Aim
Type out the data exactly as given. Skip any image.
======== Data excerpts
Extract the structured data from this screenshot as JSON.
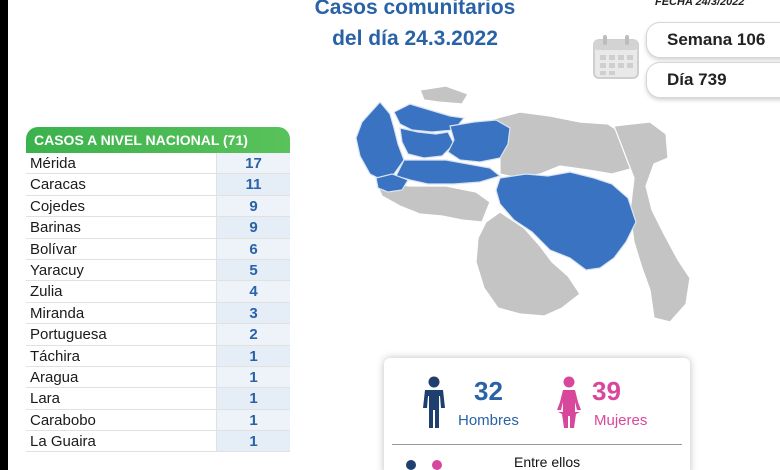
{
  "header": {
    "title_line1": "Casos comunitarios",
    "title_line2": "del día 24.3.2022",
    "fecha": "FECHA 24/3/2022"
  },
  "calendar": {
    "icon": "calendar-icon",
    "semana": "Semana 106",
    "dia": "Día 739"
  },
  "table": {
    "header": "CASOS A NIVEL NACIONAL  (71)",
    "rows": [
      {
        "state": "Mérida",
        "cases": "17"
      },
      {
        "state": "Caracas",
        "cases": "11"
      },
      {
        "state": "Cojedes",
        "cases": "9"
      },
      {
        "state": "Barinas",
        "cases": "9"
      },
      {
        "state": "Bolívar",
        "cases": "6"
      },
      {
        "state": "Yaracuy",
        "cases": "5"
      },
      {
        "state": "Zulia",
        "cases": "4"
      },
      {
        "state": "Miranda",
        "cases": "3"
      },
      {
        "state": "Portuguesa",
        "cases": "2"
      },
      {
        "state": "Táchira",
        "cases": "1"
      },
      {
        "state": "Aragua",
        "cases": "1"
      },
      {
        "state": "Lara",
        "cases": "1"
      },
      {
        "state": "Carabobo",
        "cases": "1"
      },
      {
        "state": "La Guaira",
        "cases": "1"
      }
    ]
  },
  "stats": {
    "hombres_count": "32",
    "hombres_label": "Hombres",
    "mujeres_count": "39",
    "mujeres_label": "Mujeres",
    "entre_ellos": "Entre ellos"
  },
  "colors": {
    "blue": "#2a62a8",
    "green": "#3bb24d",
    "pink": "#d8479b",
    "map_highlight": "#3a73c2",
    "map_gray": "#c4c4c4"
  }
}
================
Exercise answer
Extract the structured data from this screenshot as JSON.
{
  "header": {
    "title_line1": "Casos comunitarios",
    "title_line2": "del día 24.3.2022",
    "fecha": "FECHA 24/3/2022"
  },
  "calendar": {
    "icon": "calendar-icon",
    "semana": "Semana 106",
    "dia": "Día 739"
  },
  "table": {
    "header": "CASOS A NIVEL NACIONAL  (71)",
    "rows": [
      {
        "state": "Mérida",
        "cases": "17"
      },
      {
        "state": "Caracas",
        "cases": "11"
      },
      {
        "state": "Cojedes",
        "cases": "9"
      },
      {
        "state": "Barinas",
        "cases": "9"
      },
      {
        "state": "Bolívar",
        "cases": "6"
      },
      {
        "state": "Yaracuy",
        "cases": "5"
      },
      {
        "state": "Zulia",
        "cases": "4"
      },
      {
        "state": "Miranda",
        "cases": "3"
      },
      {
        "state": "Portuguesa",
        "cases": "2"
      },
      {
        "state": "Táchira",
        "cases": "1"
      },
      {
        "state": "Aragua",
        "cases": "1"
      },
      {
        "state": "Lara",
        "cases": "1"
      },
      {
        "state": "Carabobo",
        "cases": "1"
      },
      {
        "state": "La Guaira",
        "cases": "1"
      }
    ]
  },
  "stats": {
    "hombres_count": "32",
    "hombres_label": "Hombres",
    "mujeres_count": "39",
    "mujeres_label": "Mujeres",
    "entre_ellos": "Entre ellos"
  },
  "colors": {
    "blue": "#2a62a8",
    "green": "#3bb24d",
    "pink": "#d8479b",
    "map_highlight": "#3a73c2",
    "map_gray": "#c4c4c4"
  }
}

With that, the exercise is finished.